◆ **Stated task**: Exclude any images and output the remaining records exactly.

◆ **Supplied data**:
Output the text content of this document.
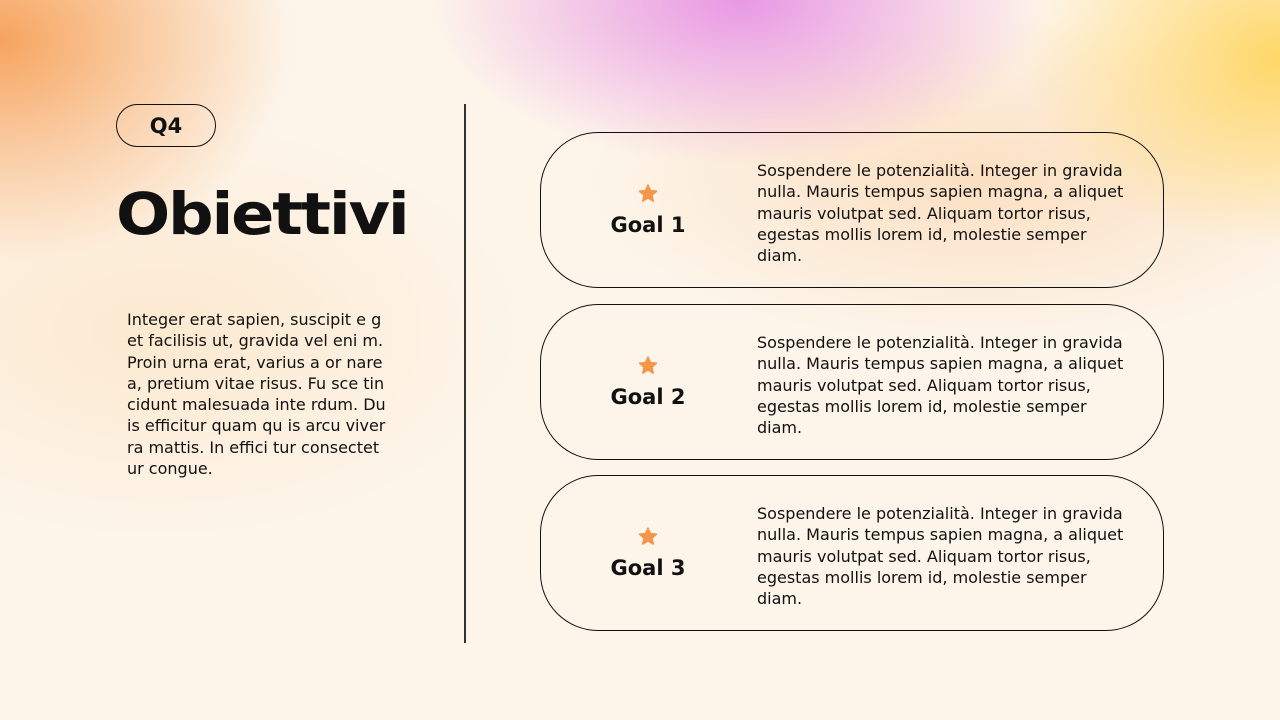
Q4
Obiettivi

Integer erat sapien, suscipit e get facilisis ut, gravida vel eni m. Proin urna erat, varius a or nare a, pretium vitae risus. Fu sce tincidunt malesuada inte rdum. Duis efficitur quam qu is arcu viverra mattis. In effici tur consectetur congue.

Goal 1

Sospendere le potenzialità. Integer in gravida nulla. Mauris tempus sapien magna, a aliquet mauris volutpat sed. Aliquam tortor risus, egestas mollis lorem id, molestie semper diam.

Goal 2

Sospendere le potenzialità. Integer in gravida nulla. Mauris tempus sapien magna, a aliquet mauris volutpat sed. Aliquam tortor risus, egestas mollis lorem id, molestie semper diam.

Goal 3

Sospendere le potenzialità. Integer in gravida nulla. Mauris tempus sapien magna, a aliquet mauris volutpat sed. Aliquam tortor risus, egestas mollis lorem id, molestie semper diam.
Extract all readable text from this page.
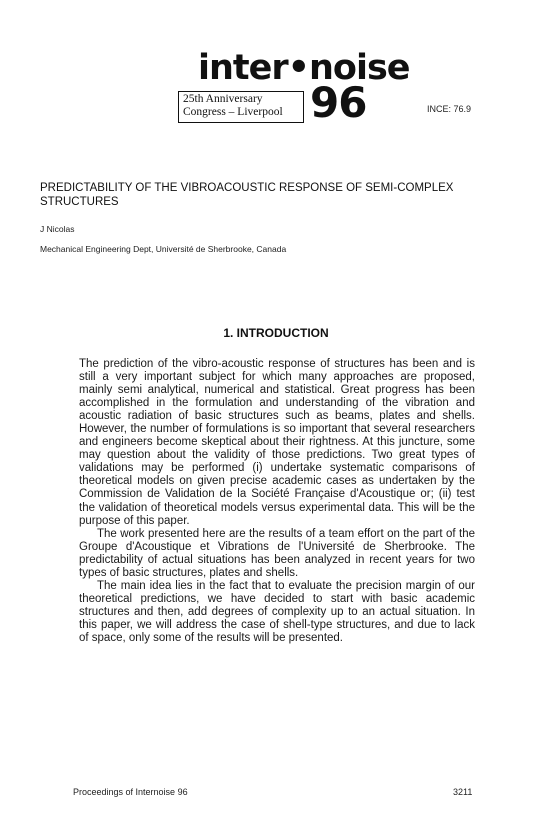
inter•noise
25th Anniversary
Congress – Liverpool 96	INCE: 76.9
PREDICTABILITY OF THE VIBROACOUSTIC RESPONSE OF SEMI-COMPLEX STRUCTURES
J Nicolas
Mechanical Engineering Dept, Université de Sherbrooke, Canada
1. INTRODUCTION

The prediction of the vibro-acoustic response of structures has been and is still a very important subject for which many approaches are proposed, mainly semi analytical, numerical and statistical. Great progress has been accomplished in the formulation and understanding of the vibration and acoustic radiation of basic structures such as beams, plates and shells. However, the number of formulations is so important that several researchers and engineers become skeptical about their rightness. At this juncture, some may question about the validity of those predictions. Two great types of validations may be performed (i) undertake systematic comparisons of theoretical models on given precise academic cases as undertaken by the Commission de Validation de la Société Française d'Acoustique or; (ii) test the validation of theoretical models versus experimental data. This will be the purpose of this paper.

The work presented here are the results of a team effort on the part of the Groupe d'Acoustique et Vibrations de l'Université de Sherbrooke. The predictability of actual situations has been analyzed in recent years for two types of basic structures, plates and shells.

The main idea lies in the fact that to evaluate the precision margin of our theoretical predictions, we have decided to start with basic academic structures and then, add degrees of complexity up to an actual situation. In this paper, we will address the case of shell-type structures, and due to lack of space, only some of the results will be presented.

Proceedings of Internoise 96	3211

◆ **Task response**:
Output the text content of this document.
Q4
Obiettivi

Integer erat sapien, suscipit e get facilisis ut, gravida vel eni m. Proin urna erat, varius a or nare a, pretium vitae risus. Fu sce tincidunt malesuada inte rdum. Duis efficitur quam qu is arcu viverra mattis. In effici tur consectetur congue.

Goal 1

Sospendere le potenzialità. Integer in gravida nulla. Mauris tempus sapien magna, a aliquet mauris volutpat sed. Aliquam tortor risus, egestas mollis lorem id, molestie semper diam.

Goal 2

Sospendere le potenzialità. Integer in gravida nulla. Mauris tempus sapien magna, a aliquet mauris volutpat sed. Aliquam tortor risus, egestas mollis lorem id, molestie semper diam.

Goal 3

Sospendere le potenzialità. Integer in gravida nulla. Mauris tempus sapien magna, a aliquet mauris volutpat sed. Aliquam tortor risus, egestas mollis lorem id, molestie semper diam.
Extract all readable text from this page.
inter•noise
25th Anniversary
Congress – Liverpool 96	INCE: 76.9
PREDICTABILITY OF THE VIBROACOUSTIC RESPONSE OF SEMI-COMPLEX STRUCTURES
J Nicolas
Mechanical Engineering Dept, Université de Sherbrooke, Canada
1. INTRODUCTION

The prediction of the vibro-acoustic response of structures has been and is still a very important subject for which many approaches are proposed, mainly semi analytical, numerical and statistical. Great progress has been accomplished in the formulation and understanding of the vibration and acoustic radiation of basic structures such as beams, plates and shells. However, the number of formulations is so important that several researchers and engineers become skeptical about their rightness. At this juncture, some may question about the validity of those predictions. Two great types of validations may be performed (i) undertake systematic comparisons of theoretical models on given precise academic cases as undertaken by the Commission de Validation de la Société Française d'Acoustique or; (ii) test the validation of theoretical models versus experimental data. This will be the purpose of this paper.

The work presented here are the results of a team effort on the part of the Groupe d'Acoustique et Vibrations de l'Université de Sherbrooke. The predictability of actual situations has been analyzed in recent years for two types of basic structures, plates and shells.

The main idea lies in the fact that to evaluate the precision margin of our theoretical predictions, we have decided to start with basic academic structures and then, add degrees of complexity up to an actual situation. In this paper, we will address the case of shell-type structures, and due to lack of space, only some of the results will be presented.

Proceedings of Internoise 96	3211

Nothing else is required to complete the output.